▸ Document
Michael Duignan

Personal information
- Native name: Mícheál Ó Duígeannáin (Irish)
- Born: 21 February 1968 (age 58) Banagher, County Offaly, Ireland
- Occupation: Auctioneer
- Height: 6 ft 1 in (185 cm)

Sport
- Sport: Hurling
- Position: Right corner-forward

Clubs
- Years: Club
- St Rynagh's Raheen Durrow

Club titles
- Offaly titles: 4
- Leinster titles: 1

Inter-county
- Years: County / Apps (scores)
- 1987–2001: Offaly / 43 (7–37)

Inter-county titles
- Leinster titles: 5
- All-Irelands: 2
- NHL: 1
- All Stars: 1

= Michael Duignan (hurler) =

Irish hurler (born 1968)

Michael Duignan (/'daign@n/ DYGHE-nən; born 21 February 1968) is an Irish former hurler and current Gaelic games administrator. He served as chairman of the Offaly County Board from 2019–2024.

==Playing career==

===St Rynagh's===

Duignan joined the St Rynagh's club at a young age and played in all grades at juvenile and underage levels before eventually joining the St Rynagh's top adult team at senior level as a 16-year-old.

On 19 October 1986, Duignan lined out at left corner-forward when St Rynagh's qualified to play Coolderry in the final. He scored a point from play and was narrowly denied his first winners' medal after St Rynagh's suffered a 3–8 to 1–10 defeat.

▸ Problems
1. Print the stretch of the Michael Duignan article from "On 19 October" through "to 1–10 defeat.".
2. According to the Michael Duignan article, why did Duignan miss out on his first winners' medal in the 1986 final?
3. In the Michael Duignan article, in what position did Duignan line out in the St Rynagh's final of 19 October 1986?
The lines have nothing to do with the Michael Duignan article.

▸ Material
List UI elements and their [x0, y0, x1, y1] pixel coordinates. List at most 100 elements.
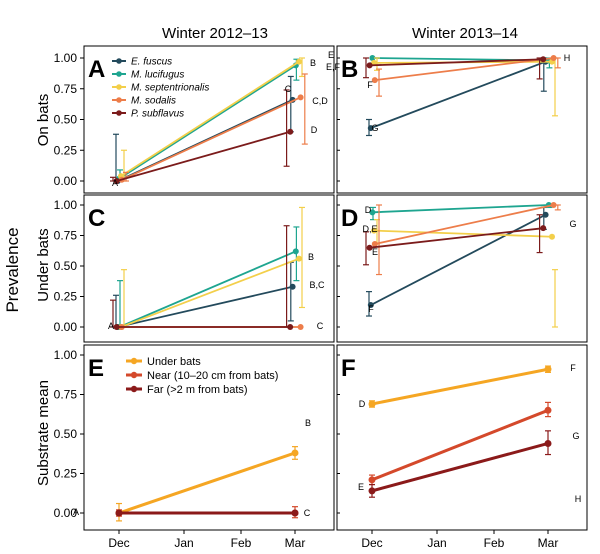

▸ Responses by task
1.
On 19 October 1986, Duignan lined out at left corner-forward when St Rynagh's qualified to play Coolderry in the final. He scored a point from play and was narrowly denied his first winners' medal after St Rynagh's suffered a 3–8 to 1–10 defeat.

2. St Rynagh's lost the final to Coolderry by 3–8 to 1–10.

3. Left corner-forward.